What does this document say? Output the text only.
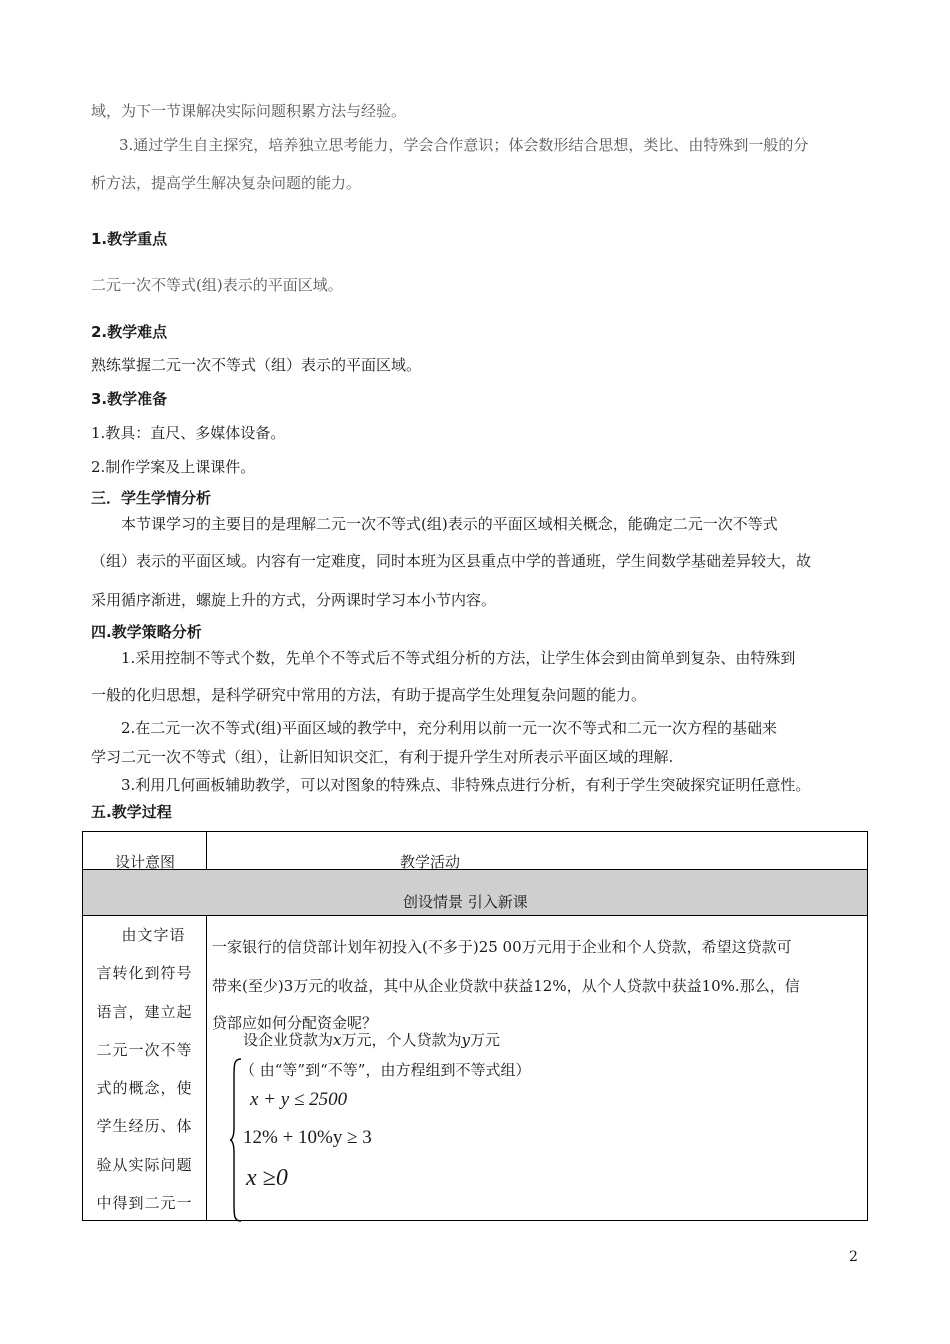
域，为下一节课解决实际问题积累方法与经验。
3.通过学生自主探究，培养独立思考能力，学会合作意识；体会数形结合思想，类比、由特殊到一般的分
析方法，提高学生解决复杂问题的能力。
1.教学重点
二元一次不等式(组)表示的平面区域。
2.教学难点
熟练掌握二元一次不等式（组）表示的平面区域。
3.教学准备
1.教具：直尺、多媒体设备。
2.制作学案及上课课件。
三．学生学情分析
本节课学习的主要目的是理解二元一次不等式(组)表示的平面区域相关概念，能确定二元一次不等式
（组）表示的平面区域。内容有一定难度，同时本班为区县重点中学的普通班，学生间数学基础差异较大，故
采用循序渐进，螺旋上升的方式，分两课时学习本小节内容。
四.教学策略分析
1.采用控制不等式个数，先单个不等式后不等式组分析的方法，让学生体会到由简单到复杂、由特殊到
一般的化归思想，是科学研究中常用的方法，有助于提高学生处理复杂问题的能力。
2.在二元一次不等式(组)平面区域的教学中，充分利用以前一元一次不等式和二元一次方程的基础来
学习二元一次不等式（组），让新旧知识交汇，有利于提升学生对所表示平面区域的理解.
3.利用几何画板辅助教学，可以对图象的特殊点、非特殊点进行分析，有利于学生突破探究证明任意性。
五.教学过程
设计意图	教学活动
创设情景 引入新课
由文字语
言转化到符号
语言，建立起
二元一次不等
式的概念，使
学生经历、体
验从实际问题
中得到二元一
一家银行的信贷部计划年初投入(不多于)25 00万元用于企业和个人贷款，希望这贷款可
带来(至少)3万元的收益，其中从企业贷款中获益12%，从个人贷款中获益10%.那么，信
贷部应如何分配资金呢？
设企业贷款为x万元，个人贷款为y万元
（ 由“等”到“不等”，由方程组到不等式组）
x + y ≤ 2500
12% + 10%y ≥ 3
x ≥0
2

:: Required task ::
Output the lines above in full and exactly as given, omitting any pictures.

:: Result ::
What does this document say? Output the text only.
域，为下一节课解决实际问题积累方法与经验。
3.通过学生自主探究，培养独立思考能力，学会合作意识；体会数形结合思想，类比、由特殊到一般的分
析方法，提高学生解决复杂问题的能力。
1.教学重点
二元一次不等式(组)表示的平面区域。
2.教学难点
熟练掌握二元一次不等式（组）表示的平面区域。
3.教学准备
1.教具：直尺、多媒体设备。
2.制作学案及上课课件。
三．学生学情分析
本节课学习的主要目的是理解二元一次不等式(组)表示的平面区域相关概念，能确定二元一次不等式
（组）表示的平面区域。内容有一定难度，同时本班为区县重点中学的普通班，学生间数学基础差异较大，故
采用循序渐进，螺旋上升的方式，分两课时学习本小节内容。
四.教学策略分析
1.采用控制不等式个数，先单个不等式后不等式组分析的方法，让学生体会到由简单到复杂、由特殊到
一般的化归思想，是科学研究中常用的方法，有助于提高学生处理复杂问题的能力。
2.在二元一次不等式(组)平面区域的教学中，充分利用以前一元一次不等式和二元一次方程的基础来
学习二元一次不等式（组），让新旧知识交汇，有利于提升学生对所表示平面区域的理解.
3.利用几何画板辅助教学，可以对图象的特殊点、非特殊点进行分析，有利于学生突破探究证明任意性。
五.教学过程
设计意图	教学活动
创设情景 引入新课
由文字语
言转化到符号
语言，建立起
二元一次不等
式的概念，使
学生经历、体
验从实际问题
中得到二元一
一家银行的信贷部计划年初投入(不多于)25 00万元用于企业和个人贷款，希望这贷款可
带来(至少)3万元的收益，其中从企业贷款中获益12%，从个人贷款中获益10%.那么，信
贷部应如何分配资金呢？
设企业贷款为x万元，个人贷款为y万元
（ 由“等”到“不等”，由方程组到不等式组）
x + y ≤ 2500
12% + 10%y ≥ 3
x ≥0
2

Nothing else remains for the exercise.